[Stored items]
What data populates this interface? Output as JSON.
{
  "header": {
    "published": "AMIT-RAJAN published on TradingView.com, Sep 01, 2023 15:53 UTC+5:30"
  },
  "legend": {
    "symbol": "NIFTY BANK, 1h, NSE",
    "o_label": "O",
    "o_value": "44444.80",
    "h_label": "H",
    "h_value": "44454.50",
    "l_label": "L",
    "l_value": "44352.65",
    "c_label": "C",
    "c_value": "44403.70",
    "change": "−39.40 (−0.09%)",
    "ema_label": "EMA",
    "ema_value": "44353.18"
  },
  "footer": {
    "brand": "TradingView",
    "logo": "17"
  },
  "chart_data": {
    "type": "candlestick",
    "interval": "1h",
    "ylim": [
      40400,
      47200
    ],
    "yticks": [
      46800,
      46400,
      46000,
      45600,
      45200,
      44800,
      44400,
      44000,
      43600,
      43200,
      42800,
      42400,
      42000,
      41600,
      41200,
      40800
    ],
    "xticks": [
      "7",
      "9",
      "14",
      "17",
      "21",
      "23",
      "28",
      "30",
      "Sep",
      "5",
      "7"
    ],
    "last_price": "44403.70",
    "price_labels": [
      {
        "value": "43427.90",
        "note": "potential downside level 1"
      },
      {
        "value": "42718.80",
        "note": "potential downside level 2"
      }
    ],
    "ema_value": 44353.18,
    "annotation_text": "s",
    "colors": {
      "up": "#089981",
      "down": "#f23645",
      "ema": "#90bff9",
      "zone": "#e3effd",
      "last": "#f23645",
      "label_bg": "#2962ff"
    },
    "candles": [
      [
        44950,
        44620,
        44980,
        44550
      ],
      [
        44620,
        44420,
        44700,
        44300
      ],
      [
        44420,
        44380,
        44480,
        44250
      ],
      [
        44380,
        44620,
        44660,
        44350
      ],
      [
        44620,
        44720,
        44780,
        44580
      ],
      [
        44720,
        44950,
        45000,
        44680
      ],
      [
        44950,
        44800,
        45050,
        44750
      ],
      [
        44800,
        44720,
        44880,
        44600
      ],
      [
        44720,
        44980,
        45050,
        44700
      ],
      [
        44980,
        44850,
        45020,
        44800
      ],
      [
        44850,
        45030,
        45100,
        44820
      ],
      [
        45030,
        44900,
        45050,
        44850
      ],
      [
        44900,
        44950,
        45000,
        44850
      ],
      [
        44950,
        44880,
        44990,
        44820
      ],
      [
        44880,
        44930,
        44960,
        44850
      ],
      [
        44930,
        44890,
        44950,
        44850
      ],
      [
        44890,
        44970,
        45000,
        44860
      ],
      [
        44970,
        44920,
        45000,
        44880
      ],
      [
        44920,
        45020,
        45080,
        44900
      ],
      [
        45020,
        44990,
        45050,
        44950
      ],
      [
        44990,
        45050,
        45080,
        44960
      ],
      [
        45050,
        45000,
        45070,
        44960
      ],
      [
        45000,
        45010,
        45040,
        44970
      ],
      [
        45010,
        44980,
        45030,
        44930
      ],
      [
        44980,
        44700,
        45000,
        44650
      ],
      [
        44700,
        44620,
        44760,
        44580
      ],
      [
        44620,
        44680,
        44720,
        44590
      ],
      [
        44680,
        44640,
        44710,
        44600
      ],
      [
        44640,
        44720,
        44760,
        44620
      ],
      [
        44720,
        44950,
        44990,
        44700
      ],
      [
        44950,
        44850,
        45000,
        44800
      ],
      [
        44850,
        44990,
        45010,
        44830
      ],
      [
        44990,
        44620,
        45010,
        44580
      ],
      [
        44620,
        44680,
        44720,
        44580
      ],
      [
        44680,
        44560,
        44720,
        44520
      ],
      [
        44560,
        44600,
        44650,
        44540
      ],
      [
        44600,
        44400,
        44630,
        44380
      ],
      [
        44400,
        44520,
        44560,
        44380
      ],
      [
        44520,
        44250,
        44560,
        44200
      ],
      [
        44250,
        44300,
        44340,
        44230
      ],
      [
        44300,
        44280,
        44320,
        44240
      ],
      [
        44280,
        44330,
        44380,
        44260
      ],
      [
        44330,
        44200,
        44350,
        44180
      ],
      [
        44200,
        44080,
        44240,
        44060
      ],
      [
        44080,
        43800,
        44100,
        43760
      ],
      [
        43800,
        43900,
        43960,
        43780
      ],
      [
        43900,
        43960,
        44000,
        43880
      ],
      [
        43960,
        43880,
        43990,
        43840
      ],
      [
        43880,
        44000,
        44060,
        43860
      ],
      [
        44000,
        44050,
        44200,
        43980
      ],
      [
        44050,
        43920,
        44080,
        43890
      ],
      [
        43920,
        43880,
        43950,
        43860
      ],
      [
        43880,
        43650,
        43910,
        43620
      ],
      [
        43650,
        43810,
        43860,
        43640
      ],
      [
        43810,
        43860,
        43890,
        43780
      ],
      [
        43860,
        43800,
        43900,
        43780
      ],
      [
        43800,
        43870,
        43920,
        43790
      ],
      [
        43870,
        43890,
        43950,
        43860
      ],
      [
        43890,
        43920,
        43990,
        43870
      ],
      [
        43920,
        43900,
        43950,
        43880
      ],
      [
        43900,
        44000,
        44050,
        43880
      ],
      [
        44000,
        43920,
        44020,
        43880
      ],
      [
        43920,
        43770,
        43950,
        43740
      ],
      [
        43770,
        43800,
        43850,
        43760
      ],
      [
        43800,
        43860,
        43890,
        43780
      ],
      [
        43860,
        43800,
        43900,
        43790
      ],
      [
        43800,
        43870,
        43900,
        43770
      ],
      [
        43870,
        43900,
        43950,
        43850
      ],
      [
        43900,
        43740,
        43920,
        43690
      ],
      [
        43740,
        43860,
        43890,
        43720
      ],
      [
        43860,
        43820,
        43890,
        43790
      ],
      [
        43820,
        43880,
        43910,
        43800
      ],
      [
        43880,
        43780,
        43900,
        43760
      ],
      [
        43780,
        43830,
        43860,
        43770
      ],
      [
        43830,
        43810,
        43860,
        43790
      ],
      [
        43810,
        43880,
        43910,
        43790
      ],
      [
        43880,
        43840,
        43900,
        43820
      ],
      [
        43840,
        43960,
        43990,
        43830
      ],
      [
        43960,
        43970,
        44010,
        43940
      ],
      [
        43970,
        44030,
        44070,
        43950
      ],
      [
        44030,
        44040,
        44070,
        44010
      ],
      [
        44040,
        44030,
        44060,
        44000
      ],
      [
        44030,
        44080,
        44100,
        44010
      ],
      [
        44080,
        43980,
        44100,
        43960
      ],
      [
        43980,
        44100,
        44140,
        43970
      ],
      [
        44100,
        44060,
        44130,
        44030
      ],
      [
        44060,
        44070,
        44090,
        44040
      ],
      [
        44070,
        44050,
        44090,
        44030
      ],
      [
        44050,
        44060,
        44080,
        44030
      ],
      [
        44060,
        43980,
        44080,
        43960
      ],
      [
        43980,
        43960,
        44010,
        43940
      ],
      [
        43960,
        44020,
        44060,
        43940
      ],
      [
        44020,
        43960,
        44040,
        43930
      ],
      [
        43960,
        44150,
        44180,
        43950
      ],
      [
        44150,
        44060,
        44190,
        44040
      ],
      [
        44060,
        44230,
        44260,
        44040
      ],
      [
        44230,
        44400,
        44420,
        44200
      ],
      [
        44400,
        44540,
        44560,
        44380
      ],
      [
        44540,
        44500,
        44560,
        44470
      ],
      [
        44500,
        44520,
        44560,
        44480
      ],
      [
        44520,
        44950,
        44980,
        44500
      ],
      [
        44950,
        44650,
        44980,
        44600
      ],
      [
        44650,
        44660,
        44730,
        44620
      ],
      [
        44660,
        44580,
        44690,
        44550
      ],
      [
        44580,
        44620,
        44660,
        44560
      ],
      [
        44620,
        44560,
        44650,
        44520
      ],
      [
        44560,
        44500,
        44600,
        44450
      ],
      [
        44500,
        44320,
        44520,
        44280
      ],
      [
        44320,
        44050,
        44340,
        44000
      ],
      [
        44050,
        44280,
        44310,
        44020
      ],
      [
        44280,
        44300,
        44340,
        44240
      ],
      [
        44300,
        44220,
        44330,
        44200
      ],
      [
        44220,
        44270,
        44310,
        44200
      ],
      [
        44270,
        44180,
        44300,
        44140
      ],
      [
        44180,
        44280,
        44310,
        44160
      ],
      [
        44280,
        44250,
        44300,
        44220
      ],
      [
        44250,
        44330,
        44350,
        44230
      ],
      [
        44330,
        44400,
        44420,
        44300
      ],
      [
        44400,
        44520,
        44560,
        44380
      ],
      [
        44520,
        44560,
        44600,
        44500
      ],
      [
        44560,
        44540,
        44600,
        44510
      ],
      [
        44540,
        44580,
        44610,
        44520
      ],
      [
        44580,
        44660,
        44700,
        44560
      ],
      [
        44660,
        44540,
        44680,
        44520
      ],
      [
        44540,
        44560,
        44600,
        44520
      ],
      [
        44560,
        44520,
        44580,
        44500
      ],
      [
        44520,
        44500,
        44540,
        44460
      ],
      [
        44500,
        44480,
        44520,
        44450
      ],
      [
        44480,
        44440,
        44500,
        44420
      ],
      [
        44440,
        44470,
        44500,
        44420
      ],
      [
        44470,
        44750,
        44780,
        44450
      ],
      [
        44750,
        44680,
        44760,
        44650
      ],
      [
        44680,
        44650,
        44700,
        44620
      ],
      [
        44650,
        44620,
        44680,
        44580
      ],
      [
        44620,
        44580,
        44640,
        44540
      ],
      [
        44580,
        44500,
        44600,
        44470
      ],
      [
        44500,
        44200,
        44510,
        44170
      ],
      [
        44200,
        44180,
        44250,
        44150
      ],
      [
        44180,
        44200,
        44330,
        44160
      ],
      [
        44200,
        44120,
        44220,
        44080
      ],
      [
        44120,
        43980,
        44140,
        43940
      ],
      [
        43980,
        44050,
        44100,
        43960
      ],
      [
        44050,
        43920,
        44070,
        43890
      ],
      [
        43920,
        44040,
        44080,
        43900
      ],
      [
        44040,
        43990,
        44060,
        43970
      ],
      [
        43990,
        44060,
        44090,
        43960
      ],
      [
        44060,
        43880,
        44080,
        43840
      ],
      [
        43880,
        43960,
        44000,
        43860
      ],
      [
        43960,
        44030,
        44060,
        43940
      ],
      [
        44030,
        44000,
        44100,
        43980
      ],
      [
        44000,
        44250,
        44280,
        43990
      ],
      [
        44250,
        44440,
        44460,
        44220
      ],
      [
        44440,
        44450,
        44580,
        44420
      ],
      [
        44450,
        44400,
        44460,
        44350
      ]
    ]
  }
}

#### EXERCISE REQUIREMENTS
In the listing, how many lines hold "potential"? Answer with a bare number.

#### FINISHED EXERCISE
2